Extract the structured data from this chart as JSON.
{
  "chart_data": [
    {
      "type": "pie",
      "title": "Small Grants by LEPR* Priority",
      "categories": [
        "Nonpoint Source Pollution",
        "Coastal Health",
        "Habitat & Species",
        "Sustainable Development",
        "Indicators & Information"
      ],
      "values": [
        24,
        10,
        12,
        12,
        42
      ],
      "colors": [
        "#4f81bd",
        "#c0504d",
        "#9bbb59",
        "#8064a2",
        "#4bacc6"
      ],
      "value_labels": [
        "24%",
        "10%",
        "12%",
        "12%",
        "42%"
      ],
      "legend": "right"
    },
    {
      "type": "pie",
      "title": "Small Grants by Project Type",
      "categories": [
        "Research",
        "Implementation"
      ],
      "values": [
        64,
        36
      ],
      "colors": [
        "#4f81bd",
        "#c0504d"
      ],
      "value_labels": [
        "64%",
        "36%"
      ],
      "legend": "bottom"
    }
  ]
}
* * * *
_Exercise objective_. In the entries above, find each line with the word "Small" and copy it.

_Final result_.
      "title": "Small Grants by LEPR* Priority",
      "title": "Small Grants by Project Type",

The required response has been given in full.